* [Directive]: State how many lines of the entries hold the string "square", and output nothing but that count.

* [Extracted entries]:

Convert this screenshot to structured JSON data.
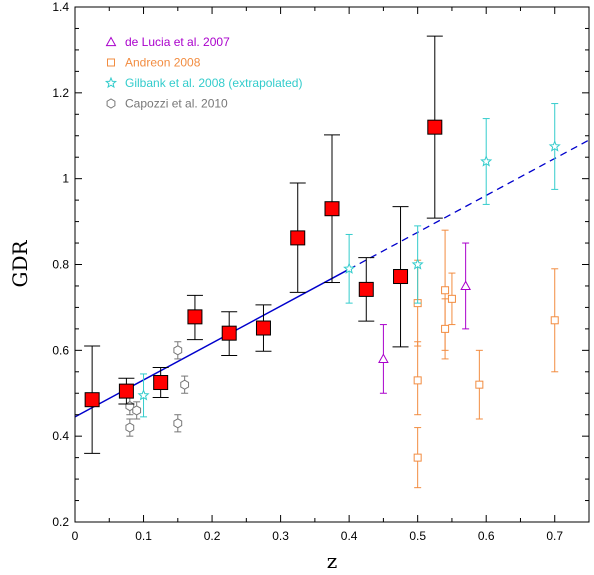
{
  "chart_data": {
    "type": "scatter",
    "xlabel": "z",
    "ylabel": "GDR",
    "xlim": [
      0,
      0.75
    ],
    "ylim": [
      0.2,
      1.4
    ],
    "x_ticks": [
      {
        "value": 0,
        "label": "0"
      },
      {
        "value": 0.1,
        "label": "0.1"
      },
      {
        "value": 0.2,
        "label": "0.2"
      },
      {
        "value": 0.3,
        "label": "0.3"
      },
      {
        "value": 0.4,
        "label": "0.4"
      },
      {
        "value": 0.5,
        "label": "0.5"
      },
      {
        "value": 0.6,
        "label": "0.6"
      },
      {
        "value": 0.7,
        "label": "0.7"
      }
    ],
    "y_ticks": [
      {
        "value": 0.2,
        "label": "0.2"
      },
      {
        "value": 0.4,
        "label": "0.4"
      },
      {
        "value": 0.6,
        "label": "0.6"
      },
      {
        "value": 0.8,
        "label": "0.8"
      },
      {
        "value": 1.0,
        "label": "1"
      },
      {
        "value": 1.2,
        "label": "1.2"
      },
      {
        "value": 1.4,
        "label": "1.4"
      }
    ],
    "grid": false,
    "legend_position": "top-left",
    "fit_line": {
      "color": "#0000cc",
      "solid_range": [
        0,
        0.4
      ],
      "dashed_range": [
        0.4,
        0.75
      ],
      "intercept": 0.445,
      "slope": 0.86
    },
    "series": [
      {
        "name": "",
        "marker": "square-filled",
        "color": "#ff0000",
        "edge_color": "#000000",
        "error_color": "#000000",
        "points": [
          {
            "x": 0.025,
            "y": 0.485,
            "lo": 0.36,
            "hi": 0.61
          },
          {
            "x": 0.075,
            "y": 0.505,
            "lo": 0.475,
            "hi": 0.535
          },
          {
            "x": 0.125,
            "y": 0.525,
            "lo": 0.49,
            "hi": 0.56
          },
          {
            "x": 0.175,
            "y": 0.678,
            "lo": 0.625,
            "hi": 0.728
          },
          {
            "x": 0.225,
            "y": 0.64,
            "lo": 0.588,
            "hi": 0.69
          },
          {
            "x": 0.275,
            "y": 0.652,
            "lo": 0.598,
            "hi": 0.706
          },
          {
            "x": 0.325,
            "y": 0.862,
            "lo": 0.735,
            "hi": 0.99
          },
          {
            "x": 0.375,
            "y": 0.93,
            "lo": 0.758,
            "hi": 1.102
          },
          {
            "x": 0.425,
            "y": 0.742,
            "lo": 0.668,
            "hi": 0.816
          },
          {
            "x": 0.475,
            "y": 0.772,
            "lo": 0.608,
            "hi": 0.935
          },
          {
            "x": 0.525,
            "y": 1.12,
            "lo": 0.908,
            "hi": 1.332
          }
        ]
      },
      {
        "name": "de Lucia et al. 2007",
        "marker": "triangle",
        "color": "#aa00cc",
        "points": [
          {
            "x": 0.45,
            "y": 0.58,
            "lo": 0.5,
            "hi": 0.66
          },
          {
            "x": 0.57,
            "y": 0.75,
            "lo": 0.65,
            "hi": 0.85
          }
        ]
      },
      {
        "name": "Andreon 2008",
        "marker": "square-open",
        "color": "#f28c40",
        "points": [
          {
            "x": 0.5,
            "y": 0.71,
            "lo": 0.61,
            "hi": 0.81
          },
          {
            "x": 0.5,
            "y": 0.53,
            "lo": 0.45,
            "hi": 0.62
          },
          {
            "x": 0.5,
            "y": 0.35,
            "lo": 0.28,
            "hi": 0.42
          },
          {
            "x": 0.54,
            "y": 0.74,
            "lo": 0.6,
            "hi": 0.88
          },
          {
            "x": 0.54,
            "y": 0.65,
            "lo": 0.58,
            "hi": 0.72
          },
          {
            "x": 0.55,
            "y": 0.72,
            "lo": 0.66,
            "hi": 0.78
          },
          {
            "x": 0.59,
            "y": 0.52,
            "lo": 0.44,
            "hi": 0.6
          },
          {
            "x": 0.7,
            "y": 0.67,
            "lo": 0.55,
            "hi": 0.79
          }
        ]
      },
      {
        "name": "Gilbank et al. 2008 (extrapolated)",
        "marker": "star",
        "color": "#33cccc",
        "points": [
          {
            "x": 0.1,
            "y": 0.495,
            "lo": 0.445,
            "hi": 0.545
          },
          {
            "x": 0.4,
            "y": 0.79,
            "lo": 0.71,
            "hi": 0.87
          },
          {
            "x": 0.5,
            "y": 0.8,
            "lo": 0.71,
            "hi": 0.89
          },
          {
            "x": 0.6,
            "y": 1.04,
            "lo": 0.94,
            "hi": 1.14
          },
          {
            "x": 0.7,
            "y": 1.075,
            "lo": 0.975,
            "hi": 1.175
          }
        ]
      },
      {
        "name": "Capozzi et al. 2010",
        "marker": "hexagon",
        "color": "#777777",
        "points": [
          {
            "x": 0.08,
            "y": 0.47,
            "lo": 0.45,
            "hi": 0.49
          },
          {
            "x": 0.09,
            "y": 0.46,
            "lo": 0.44,
            "hi": 0.48
          },
          {
            "x": 0.08,
            "y": 0.42,
            "lo": 0.4,
            "hi": 0.44
          },
          {
            "x": 0.15,
            "y": 0.6,
            "lo": 0.58,
            "hi": 0.62
          },
          {
            "x": 0.16,
            "y": 0.52,
            "lo": 0.5,
            "hi": 0.54
          },
          {
            "x": 0.15,
            "y": 0.43,
            "lo": 0.41,
            "hi": 0.45
          }
        ]
      }
    ]
  }
}
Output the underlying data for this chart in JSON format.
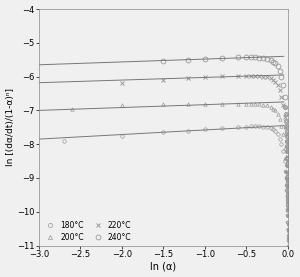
{
  "xlabel": "ln (α)",
  "ylabel": "ln [(dα/dt)/(1-α)ⁿ]",
  "xlim": [
    -3,
    0
  ],
  "ylim": [
    -11,
    -4
  ],
  "xticks": [
    -3,
    -2.5,
    -2,
    -1.5,
    -1,
    -0.5,
    0
  ],
  "yticks": [
    -11,
    -10,
    -9,
    -8,
    -7,
    -6,
    -5,
    -4
  ],
  "marker_color": "#999999",
  "line_color": "#777777",
  "background_color": "#f5f5f5",
  "tick_fontsize": 6,
  "label_fontsize": 7,
  "legend_fontsize": 5.5,
  "s180": {
    "label": "180°C",
    "x_pts": [
      -2.7,
      -2.0,
      -1.5,
      -1.2,
      -1.0,
      -0.8,
      -0.6,
      -0.5,
      -0.45,
      -0.4,
      -0.35,
      -0.3,
      -0.25,
      -0.2,
      -0.18,
      -0.15,
      -0.12,
      -0.1,
      -0.08,
      -0.06,
      -0.04
    ],
    "y_pts": [
      -7.9,
      -7.75,
      -7.65,
      -7.6,
      -7.55,
      -7.52,
      -7.5,
      -7.48,
      -7.47,
      -7.47,
      -7.47,
      -7.48,
      -7.5,
      -7.52,
      -7.55,
      -7.6,
      -7.7,
      -7.85,
      -8.0,
      -8.2,
      -8.5
    ],
    "line_x": [
      -3.0,
      -0.05
    ],
    "line_y": [
      -7.85,
      -7.45
    ]
  },
  "s200": {
    "label": "200°C",
    "x_pts": [
      -2.6,
      -2.0,
      -1.5,
      -1.2,
      -1.0,
      -0.8,
      -0.6,
      -0.5,
      -0.45,
      -0.4,
      -0.35,
      -0.3,
      -0.25,
      -0.2,
      -0.18,
      -0.15,
      -0.12,
      -0.1,
      -0.08,
      -0.06,
      -0.04
    ],
    "y_pts": [
      -6.95,
      -6.85,
      -6.82,
      -6.8,
      -6.8,
      -6.8,
      -6.8,
      -6.8,
      -6.8,
      -6.8,
      -6.82,
      -6.83,
      -6.85,
      -6.9,
      -6.95,
      -7.0,
      -7.1,
      -7.25,
      -7.45,
      -7.7,
      -8.1
    ],
    "line_x": [
      -3.0,
      -0.05
    ],
    "line_y": [
      -7.0,
      -6.75
    ]
  },
  "s220": {
    "label": "220°C",
    "x_pts": [
      -2.0,
      -1.5,
      -1.2,
      -1.0,
      -0.8,
      -0.6,
      -0.5,
      -0.45,
      -0.4,
      -0.35,
      -0.3,
      -0.25,
      -0.2,
      -0.18,
      -0.15,
      -0.12,
      -0.1,
      -0.08,
      -0.06,
      -0.04
    ],
    "y_pts": [
      -6.2,
      -6.1,
      -6.05,
      -6.0,
      -5.98,
      -5.97,
      -5.97,
      -5.97,
      -5.97,
      -5.98,
      -6.0,
      -6.02,
      -6.05,
      -6.1,
      -6.15,
      -6.25,
      -6.4,
      -6.6,
      -6.85,
      -7.2
    ],
    "line_x": [
      -3.0,
      -0.05
    ],
    "line_y": [
      -6.18,
      -5.95
    ]
  },
  "s240": {
    "label": "240°C",
    "x_pts": [
      -1.5,
      -1.2,
      -1.0,
      -0.8,
      -0.6,
      -0.5,
      -0.45,
      -0.4,
      -0.35,
      -0.3,
      -0.25,
      -0.2,
      -0.18,
      -0.15,
      -0.12,
      -0.1,
      -0.08,
      -0.06,
      -0.04
    ],
    "y_pts": [
      -5.55,
      -5.5,
      -5.47,
      -5.45,
      -5.43,
      -5.43,
      -5.43,
      -5.43,
      -5.44,
      -5.46,
      -5.48,
      -5.52,
      -5.56,
      -5.6,
      -5.7,
      -5.82,
      -6.0,
      -6.25,
      -6.6
    ],
    "line_x": [
      -3.0,
      -0.05
    ],
    "line_y": [
      -5.65,
      -5.4
    ]
  },
  "drop_x": [
    -0.03,
    -0.025,
    -0.02,
    -0.018,
    -0.016,
    -0.014,
    -0.012,
    -0.01,
    -0.008,
    -0.006,
    -0.004,
    -0.002,
    -0.001,
    0.0
  ],
  "drop_180_y": [
    -8.8,
    -9.0,
    -9.2,
    -9.35,
    -9.5,
    -9.65,
    -9.8,
    -9.95,
    -10.1,
    -10.3,
    -10.5,
    -10.7,
    -10.85,
    -11.0
  ],
  "drop_200_y": [
    -8.4,
    -8.6,
    -8.8,
    -8.95,
    -9.1,
    -9.25,
    -9.4,
    -9.55,
    -9.7,
    -9.9,
    -10.1,
    -10.35,
    -10.55,
    -10.75
  ],
  "drop_220_y": [
    -7.5,
    -7.7,
    -7.9,
    -8.05,
    -8.2,
    -8.35,
    -8.5,
    -8.65,
    -8.8,
    -9.0,
    -9.2,
    -9.45,
    -9.65,
    -9.85
  ],
  "drop_240_y": [
    -6.9,
    -7.1,
    -7.3,
    -7.45,
    -7.6,
    -7.75,
    -7.9,
    -8.05,
    -8.2,
    -8.4,
    -8.6,
    -8.85,
    -9.05,
    -9.25
  ]
}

* [Written solution]: 2